##### RECORDS TO PROCESS #####
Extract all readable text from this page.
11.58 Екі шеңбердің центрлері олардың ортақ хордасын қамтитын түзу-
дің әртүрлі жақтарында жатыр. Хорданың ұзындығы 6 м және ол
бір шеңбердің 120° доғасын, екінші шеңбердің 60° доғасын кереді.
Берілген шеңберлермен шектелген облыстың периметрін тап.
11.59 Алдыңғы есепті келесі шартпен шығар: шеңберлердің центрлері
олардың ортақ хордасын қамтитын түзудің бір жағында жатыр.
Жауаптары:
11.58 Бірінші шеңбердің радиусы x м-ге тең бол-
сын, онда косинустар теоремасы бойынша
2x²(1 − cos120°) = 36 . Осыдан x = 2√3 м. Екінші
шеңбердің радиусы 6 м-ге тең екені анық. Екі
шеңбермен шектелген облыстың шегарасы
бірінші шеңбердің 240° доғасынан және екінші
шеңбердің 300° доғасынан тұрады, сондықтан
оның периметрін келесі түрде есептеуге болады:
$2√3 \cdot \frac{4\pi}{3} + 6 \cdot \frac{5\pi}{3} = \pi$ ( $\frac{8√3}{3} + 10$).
#####
* WHAT THIS TASK INVOLVES: Pick out every line above that holds the word "доғасынан" and copy it.

* RESULT:
бірінші шеңбердің 240° доғасынан және екінші
шеңбердің 300° доғасынан тұрады, сондықтан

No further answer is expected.